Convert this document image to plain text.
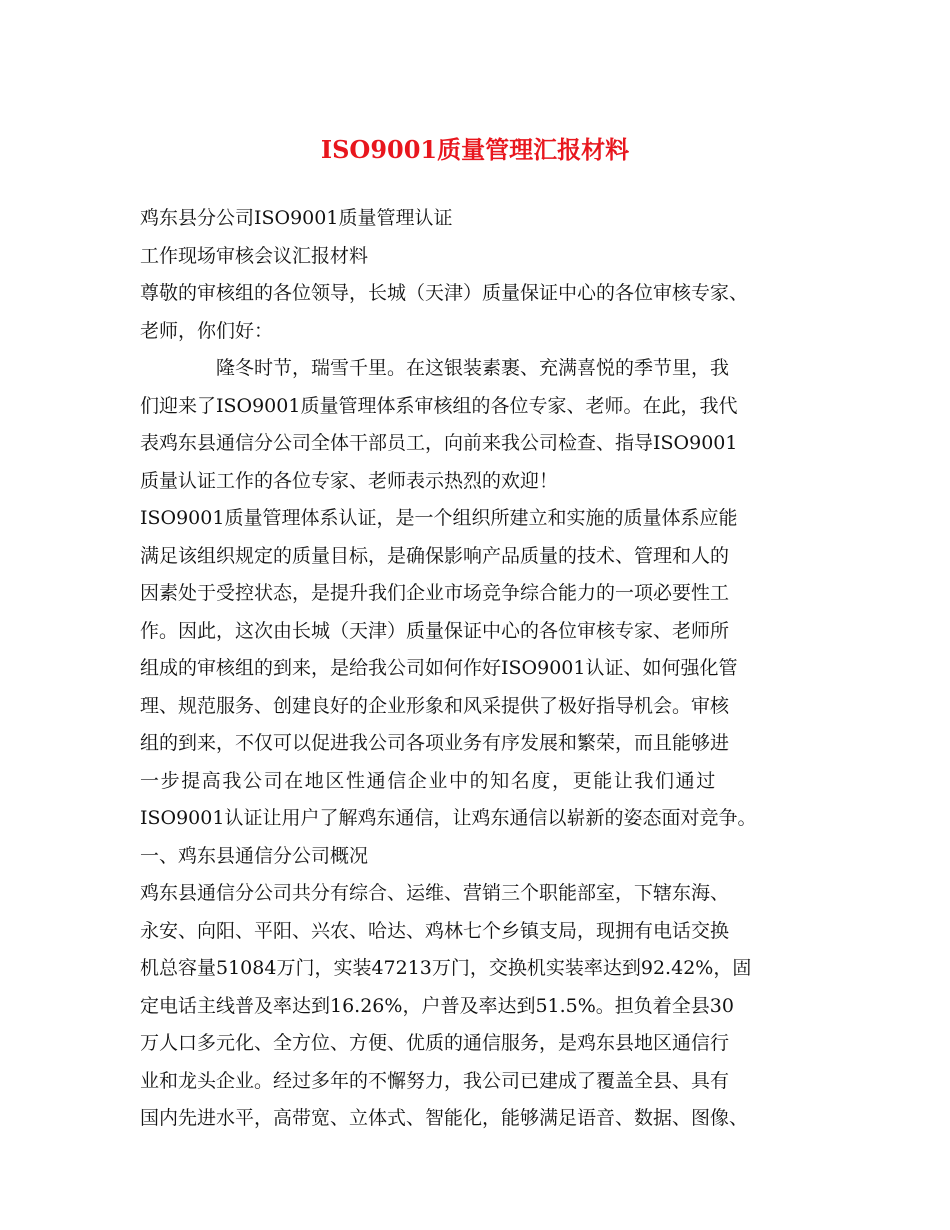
ISO9001质量管理汇报材料
鸡东县分公司ISO9001质量管理认证
工作现场审核会议汇报材料
尊敬的审核组的各位领导，长城（天津）质量保证中心的各位审核专家、
老师，你们好：
隆冬时节，瑞雪千里。在这银装素裹、充满喜悦的季节里，我
们迎来了ISO9001质量管理体系审核组的各位专家、老师。在此，我代
表鸡东县通信分公司全体干部员工，向前来我公司检查、指导ISO9001
质量认证工作的各位专家、老师表示热烈的欢迎！
ISO9001质量管理体系认证，是一个组织所建立和实施的质量体系应能
满足该组织规定的质量目标，是确保影响产品质量的技术、管理和人的
因素处于受控状态，是提升我们企业市场竞争综合能力的一项必要性工
作。因此，这次由长城（天津）质量保证中心的各位审核专家、老师所
组成的审核组的到来，是给我公司如何作好ISO9001认证、如何强化管
理、规范服务、创建良好的企业形象和风采提供了极好指导机会。审核
组的到来，不仅可以促进我公司各项业务有序发展和繁荣，而且能够进
一步提高我公司在地区性通信企业中的知名度，更能让我们通过
ISO9001认证让用户了解鸡东通信，让鸡东通信以崭新的姿态面对竞争。
一、鸡东县通信分公司概况
鸡东县通信分公司共分有综合、运维、营销三个职能部室，下辖东海、
永安、向阳、平阳、兴农、哈达、鸡林七个乡镇支局，现拥有电话交换
机总容量51084万门，实装47213万门，交换机实装率达到92.42%，固
定电话主线普及率达到16.26%，户普及率达到51.5%。担负着全县30
万人口多元化、全方位、方便、优质的通信服务，是鸡东县地区通信行
业和龙头企业。经过多年的不懈努力，我公司已建成了覆盖全县、具有
国内先进水平，高带宽、立体式、智能化，能够满足语音、数据、图像、
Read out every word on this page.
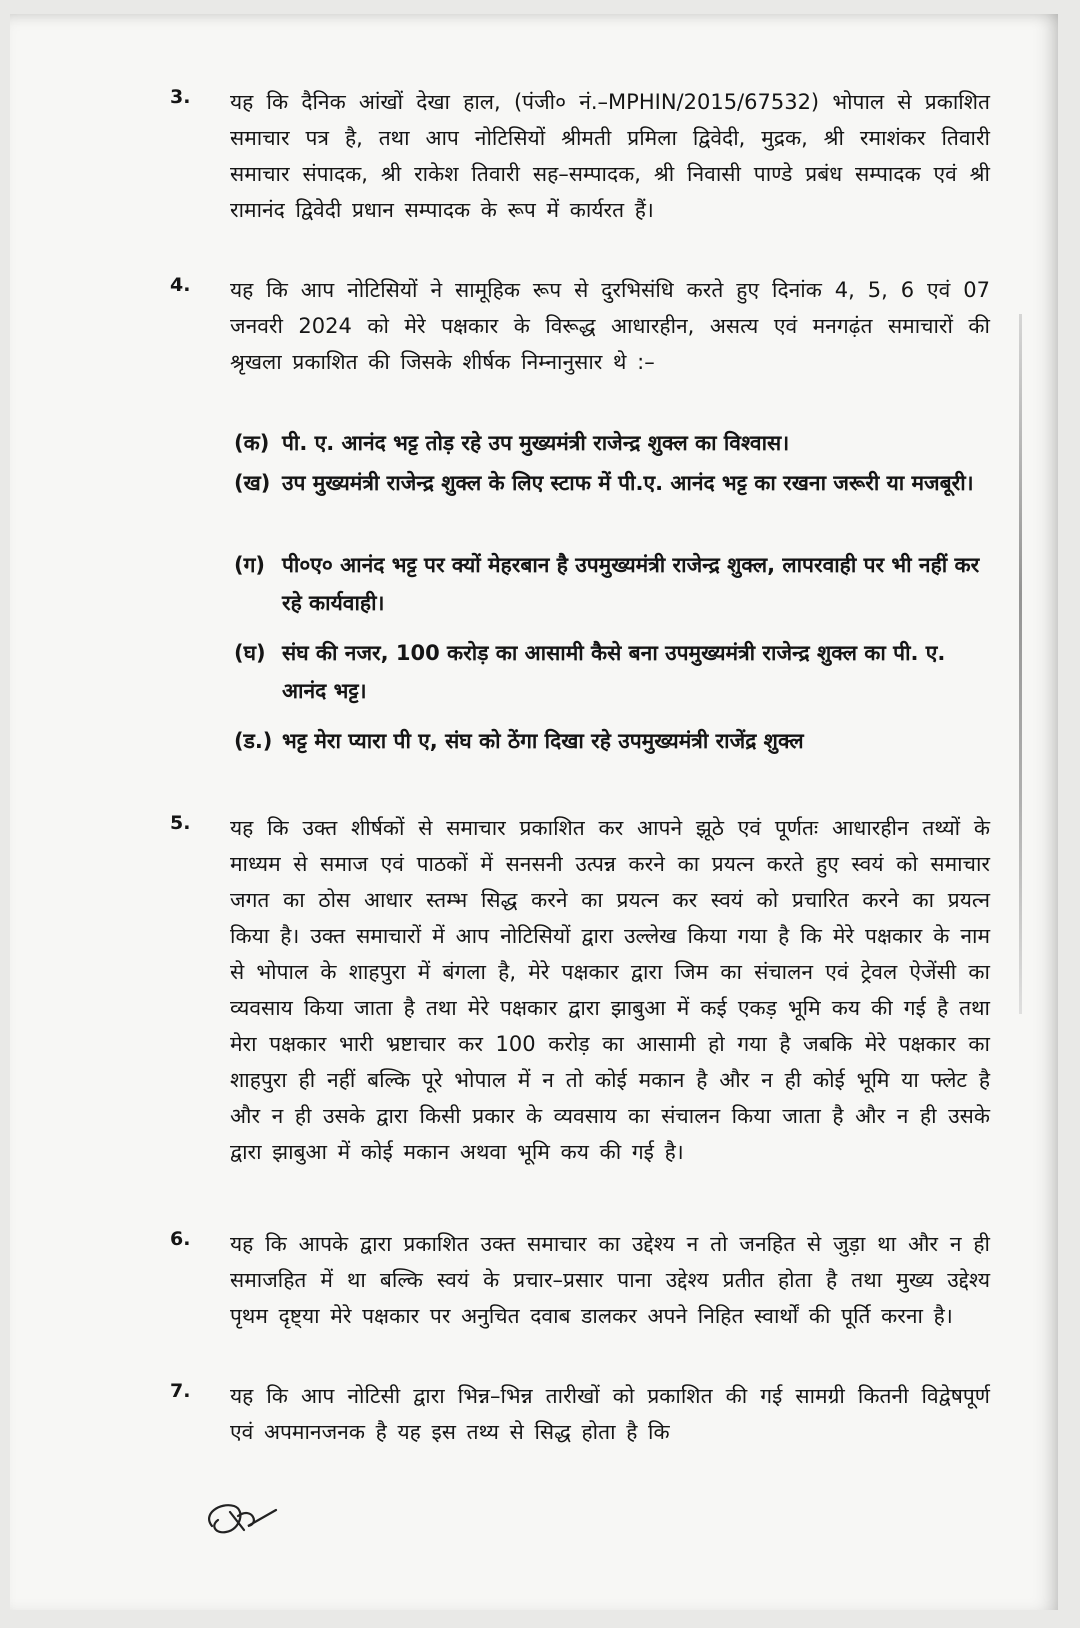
3. यह कि दैनिक आंखों देखा हाल, (पंजी० नं.–MPHIN/2015/67532) भोपाल से प्रकाशित समाचार पत्र है, तथा आप नोटिसियों श्रीमती प्रमिला द्विवेदी, मुद्रक, श्री रमाशंकर तिवारी समाचार संपादक, श्री राकेश तिवारी सह–सम्पादक, श्री निवासी पाण्डे प्रबंध सम्पादक एवं श्री रामानंद द्विवेदी प्रधान सम्पादक के रूप में कार्यरत हैं।
4. यह कि आप नोटिसियों ने सामूहिक रूप से दुरभिसंधि करते हुए दिनांक 4, 5, 6 एवं 07 जनवरी 2024 को मेरे पक्षकार के विरूद्ध आधारहीन, असत्य एवं मनगढ़ंत समाचारों की श्रृखला प्रकाशित की जिसके शीर्षक निम्नानुसार थे :–
(क) पी. ए. आनंद भट्ट तोड़ रहे उप मुख्यमंत्री राजेन्द्र शुक्ल का विश्वास।
(ख) उप मुख्यमंत्री राजेन्द्र शुक्ल के लिए स्टाफ में पी.ए. आनंद भट्ट का रखना जरूरी या मजबूरी।
(ग) पी०ए० आनंद भट्ट पर क्यों मेहरबान है उपमुख्यमंत्री राजेन्द्र शुक्ल, लापरवाही पर भी नहीं कर रहे कार्यवाही।
(घ) संघ की नजर, 100 करोड़ का आसामी कैसे बना उपमुख्यमंत्री राजेन्द्र शुक्ल का पी. ए. आनंद भट्ट।
(ड.) भट्ट मेरा प्यारा पी ए, संघ को ठेंगा दिखा रहे उपमुख्यमंत्री राजेंद्र शुक्ल
5. यह कि उक्त शीर्षकों से समाचार प्रकाशित कर आपने झूठे एवं पूर्णतः आधारहीन तथ्यों के माध्यम से समाज एवं पाठकों में सनसनी उत्पन्न करने का प्रयत्न करते हुए स्वयं को समाचार जगत का ठोस आधार स्तम्भ सिद्ध करने का प्रयत्न कर स्वयं को प्रचारित करने का प्रयत्न किया है। उक्त समाचारों में आप नोटिसियों द्वारा उल्लेख किया गया है कि मेरे पक्षकार के नाम से भोपाल के शाहपुरा में बंगला है, मेरे पक्षकार द्वारा जिम का संचालन एवं ट्रेवल ऐजेंसी का व्यवसाय किया जाता है तथा मेरे पक्षकार द्वारा झाबुआ में कई एकड़ भूमि कय की गई है तथा मेरा पक्षकार भारी भ्रष्टाचार कर 100 करोड़ का आसामी हो गया है जबकि मेरे पक्षकार का शाहपुरा ही नहीं बल्कि पूरे भोपाल में न तो कोई मकान है और न ही कोई भूमि या फ्लेट है और न ही उसके द्वारा किसी प्रकार के व्यवसाय का संचालन किया जाता है और न ही उसके द्वारा झाबुआ में कोई मकान अथवा भूमि कय की गई है।
6. यह कि आपके द्वारा प्रकाशित उक्त समाचार का उद्देश्य न तो जनहित से जुड़ा था और न ही समाजहित में था बल्कि स्वयं के प्रचार–प्रसार पाना उद्देश्य प्रतीत होता है तथा मुख्य उद्देश्य पृथम दृष्ट्या मेरे पक्षकार पर अनुचित दवाब डालकर अपने निहित स्वार्थों की पूर्ति करना है।
7. यह कि आप नोटिसी द्वारा भिन्न–भिन्न तारीखों को प्रकाशित की गई सामग्री कितनी विद्वेषपूर्ण एवं अपमानजनक है यह इस तथ्य से सिद्ध होता है कि
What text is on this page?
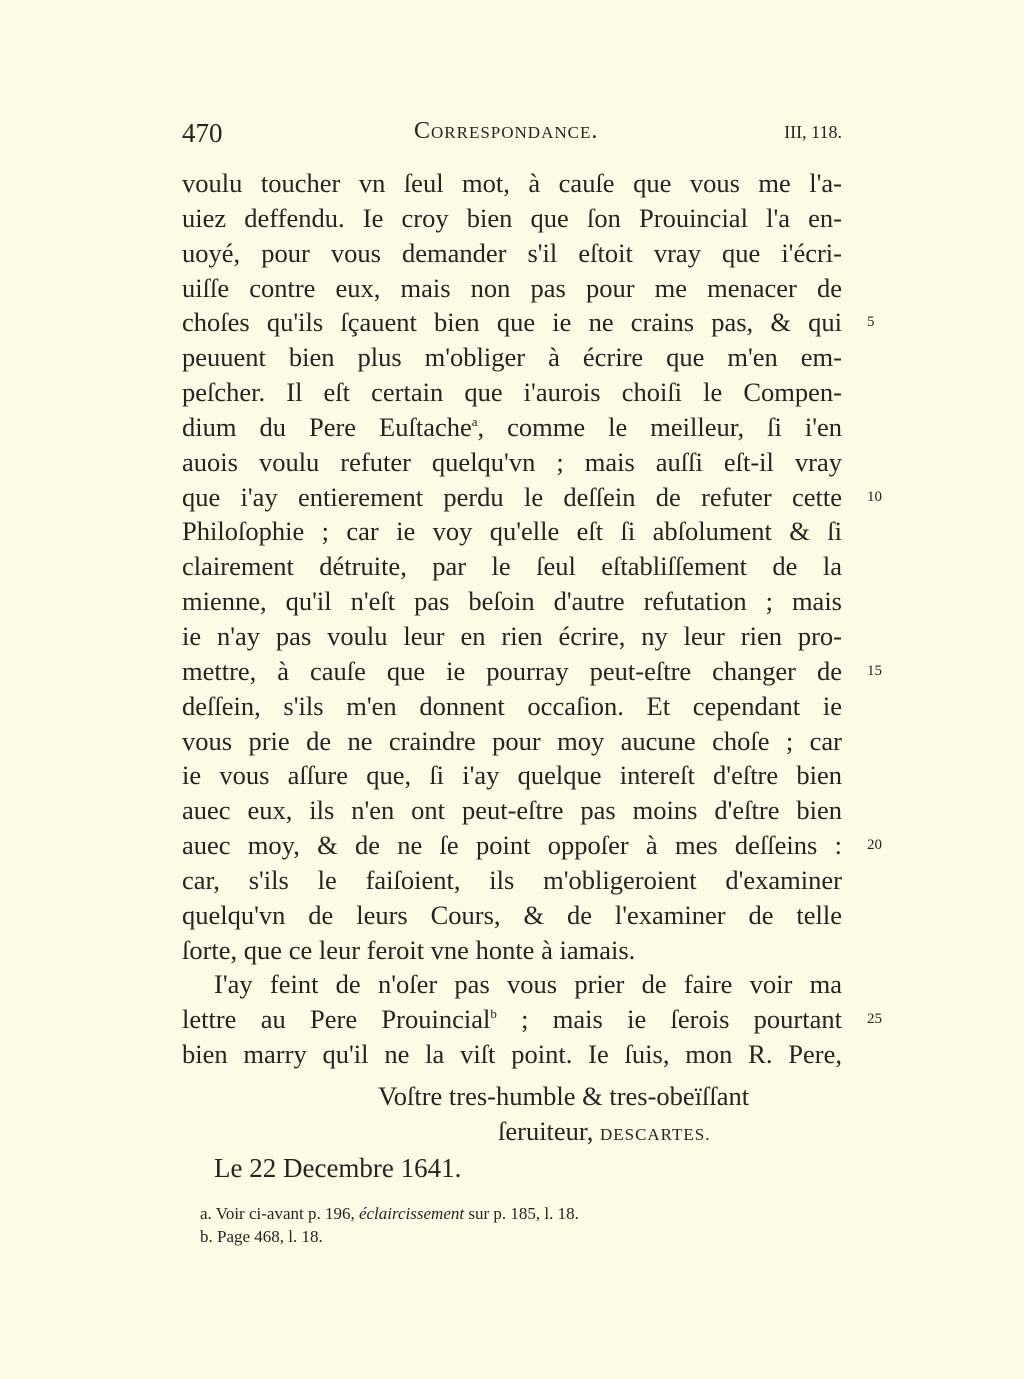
470	Correspondance.	III, 118.
voulu toucher vn ſeul mot, à cauſe que vous me l'a-
uiez deffendu. Ie croy bien que ſon Prouincial l'a en-
uoyé, pour vous demander s'il eſtoit vray que i'écri-
uiſſe contre eux, mais non pas pour me menacer de
choſes qu'ils ſçauent bien que ie ne crains pas, & qui 5
peuuent bien plus m'obliger à écrire que m'en em-
peſcher. Il eſt certain que i'aurois choiſi le Compen-
dium du Pere Euſtache$^a$, comme le meilleur, ſi i'en
auois voulu refuter quelqu'vn ; mais auſſi eſt-il vray
que i'ay entierement perdu le deſſein de refuter cette 10
Philoſophie ; car ie voy qu'elle eſt ſi abſolument & ſi
clairement détruite, par le ſeul eſtabliſſement de la
mienne, qu'il n'eſt pas beſoin d'autre refutation ; mais
ie n'ay pas voulu leur en rien écrire, ny leur rien pro-
mettre, à cauſe que ie pourray peut-eſtre changer de 15
deſſein, s'ils m'en donnent occaſion. Et cependant ie
vous prie de ne craindre pour moy aucune choſe ; car
ie vous aſſure que, ſi i'ay quelque intereſt d'eſtre bien
auec eux, ils n'en ont peut-eſtre pas moins d'eſtre bien
auec moy, & de ne ſe point oppoſer à mes deſſeins : 20
car, s'ils le faiſoient, ils m'obligeroient d'examiner
quelqu'vn de leurs Cours, & de l'examiner de telle
ſorte, que ce leur feroit vne honte à iamais.
I'ay feint de n'oſer pas vous prier de faire voir ma
lettre au Pere Prouincial$^b$ ; mais ie ſerois pourtant 25
bien marry qu'il ne la viſt point. Ie ſuis, mon R. Pere,
Voſtre tres-humble & tres-obeïſſant
ſeruiteur, DESCARTES.
Le 22 Decembre 1641.
a. Voir ci-avant p. 196, éclaircissement sur p. 185, l. 18.
b. Page 468, l. 18.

______

_Exercise brief:_ Apart from the pictures, the entries above are to be repeated in full and exactly.

_Right answer:_
Convert this document image to plain text.
ISO9001质量管理汇报材料
鸡东县分公司ISO9001质量管理认证
工作现场审核会议汇报材料
尊敬的审核组的各位领导，长城（天津）质量保证中心的各位审核专家、
老师，你们好：
隆冬时节，瑞雪千里。在这银装素裹、充满喜悦的季节里，我
们迎来了ISO9001质量管理体系审核组的各位专家、老师。在此，我代
表鸡东县通信分公司全体干部员工，向前来我公司检查、指导ISO9001
质量认证工作的各位专家、老师表示热烈的欢迎！
ISO9001质量管理体系认证，是一个组织所建立和实施的质量体系应能
满足该组织规定的质量目标，是确保影响产品质量的技术、管理和人的
因素处于受控状态，是提升我们企业市场竞争综合能力的一项必要性工
作。因此，这次由长城（天津）质量保证中心的各位审核专家、老师所
组成的审核组的到来，是给我公司如何作好ISO9001认证、如何强化管
理、规范服务、创建良好的企业形象和风采提供了极好指导机会。审核
组的到来，不仅可以促进我公司各项业务有序发展和繁荣，而且能够进
一步提高我公司在地区性通信企业中的知名度，更能让我们通过
ISO9001认证让用户了解鸡东通信，让鸡东通信以崭新的姿态面对竞争。
一、鸡东县通信分公司概况
鸡东县通信分公司共分有综合、运维、营销三个职能部室，下辖东海、
永安、向阳、平阳、兴农、哈达、鸡林七个乡镇支局，现拥有电话交换
机总容量51084万门，实装47213万门，交换机实装率达到92.42%，固
定电话主线普及率达到16.26%，户普及率达到51.5%。担负着全县30
万人口多元化、全方位、方便、优质的通信服务，是鸡东县地区通信行
业和龙头企业。经过多年的不懈努力，我公司已建成了覆盖全县、具有
国内先进水平，高带宽、立体式、智能化，能够满足语音、数据、图像、
Read out every word on this page.
3. यह कि दैनिक आंखों देखा हाल, (पंजी० नं.–MPHIN/2015/67532) भोपाल से प्रकाशित समाचार पत्र है, तथा आप नोटिसियों श्रीमती प्रमिला द्विवेदी, मुद्रक, श्री रमाशंकर तिवारी समाचार संपादक, श्री राकेश तिवारी सह–सम्पादक, श्री निवासी पाण्डे प्रबंध सम्पादक एवं श्री रामानंद द्विवेदी प्रधान सम्पादक के रूप में कार्यरत हैं।
4. यह कि आप नोटिसियों ने सामूहिक रूप से दुरभिसंधि करते हुए दिनांक 4, 5, 6 एवं 07 जनवरी 2024 को मेरे पक्षकार के विरूद्ध आधारहीन, असत्य एवं मनगढ़ंत समाचारों की श्रृखला प्रकाशित की जिसके शीर्षक निम्नानुसार थे :–
(क) पी. ए. आनंद भट्ट तोड़ रहे उप मुख्यमंत्री राजेन्द्र शुक्ल का विश्वास।
(ख) उप मुख्यमंत्री राजेन्द्र शुक्ल के लिए स्टाफ में पी.ए. आनंद भट्ट का रखना जरूरी या मजबूरी।
(ग) पी०ए० आनंद भट्ट पर क्यों मेहरबान है उपमुख्यमंत्री राजेन्द्र शुक्ल, लापरवाही पर भी नहीं कर रहे कार्यवाही।
(घ) संघ की नजर, 100 करोड़ का आसामी कैसे बना उपमुख्यमंत्री राजेन्द्र शुक्ल का पी. ए. आनंद भट्ट।
(ड.) भट्ट मेरा प्यारा पी ए, संघ को ठेंगा दिखा रहे उपमुख्यमंत्री राजेंद्र शुक्ल
5. यह कि उक्त शीर्षकों से समाचार प्रकाशित कर आपने झूठे एवं पूर्णतः आधारहीन तथ्यों के माध्यम से समाज एवं पाठकों में सनसनी उत्पन्न करने का प्रयत्न करते हुए स्वयं को समाचार जगत का ठोस आधार स्तम्भ सिद्ध करने का प्रयत्न कर स्वयं को प्रचारित करने का प्रयत्न किया है। उक्त समाचारों में आप नोटिसियों द्वारा उल्लेख किया गया है कि मेरे पक्षकार के नाम से भोपाल के शाहपुरा में बंगला है, मेरे पक्षकार द्वारा जिम का संचालन एवं ट्रेवल ऐजेंसी का व्यवसाय किया जाता है तथा मेरे पक्षकार द्वारा झाबुआ में कई एकड़ भूमि कय की गई है तथा मेरा पक्षकार भारी भ्रष्टाचार कर 100 करोड़ का आसामी हो गया है जबकि मेरे पक्षकार का शाहपुरा ही नहीं बल्कि पूरे भोपाल में न तो कोई मकान है और न ही कोई भूमि या फ्लेट है और न ही उसके द्वारा किसी प्रकार के व्यवसाय का संचालन किया जाता है और न ही उसके द्वारा झाबुआ में कोई मकान अथवा भूमि कय की गई है।
6. यह कि आपके द्वारा प्रकाशित उक्त समाचार का उद्देश्य न तो जनहित से जुड़ा था और न ही समाजहित में था बल्कि स्वयं के प्रचार–प्रसार पाना उद्देश्य प्रतीत होता है तथा मुख्य उद्देश्य पृथम दृष्ट्या मेरे पक्षकार पर अनुचित दवाब डालकर अपने निहित स्वार्थों की पूर्ति करना है।
7. यह कि आप नोटिसी द्वारा भिन्न–भिन्न तारीखों को प्रकाशित की गई सामग्री कितनी विद्वेषपूर्ण एवं अपमानजनक है यह इस तथ्य से सिद्ध होता है कि
What text is on this page?
470	Correspondance.	III, 118.
voulu toucher vn ſeul mot, à cauſe que vous me l'a-
uiez deffendu. Ie croy bien que ſon Prouincial l'a en-
uoyé, pour vous demander s'il eſtoit vray que i'écri-
uiſſe contre eux, mais non pas pour me menacer de
choſes qu'ils ſçauent bien que ie ne crains pas, & qui 5
peuuent bien plus m'obliger à écrire que m'en em-
peſcher. Il eſt certain que i'aurois choiſi le Compen-
dium du Pere Euſtache$^a$, comme le meilleur, ſi i'en
auois voulu refuter quelqu'vn ; mais auſſi eſt-il vray
que i'ay entierement perdu le deſſein de refuter cette 10
Philoſophie ; car ie voy qu'elle eſt ſi abſolument & ſi
clairement détruite, par le ſeul eſtabliſſement de la
mienne, qu'il n'eſt pas beſoin d'autre refutation ; mais
ie n'ay pas voulu leur en rien écrire, ny leur rien pro-
mettre, à cauſe que ie pourray peut-eſtre changer de 15
deſſein, s'ils m'en donnent occaſion. Et cependant ie
vous prie de ne craindre pour moy aucune choſe ; car
ie vous aſſure que, ſi i'ay quelque intereſt d'eſtre bien
auec eux, ils n'en ont peut-eſtre pas moins d'eſtre bien
auec moy, & de ne ſe point oppoſer à mes deſſeins : 20
car, s'ils le faiſoient, ils m'obligeroient d'examiner
quelqu'vn de leurs Cours, & de l'examiner de telle
ſorte, que ce leur feroit vne honte à iamais.
I'ay feint de n'oſer pas vous prier de faire voir ma
lettre au Pere Prouincial$^b$ ; mais ie ſerois pourtant 25
bien marry qu'il ne la viſt point. Ie ſuis, mon R. Pere,
Voſtre tres-humble & tres-obeïſſant
ſeruiteur, DESCARTES.
Le 22 Decembre 1641.
a. Voir ci-avant p. 196, éclaircissement sur p. 185, l. 18.
b. Page 468, l. 18.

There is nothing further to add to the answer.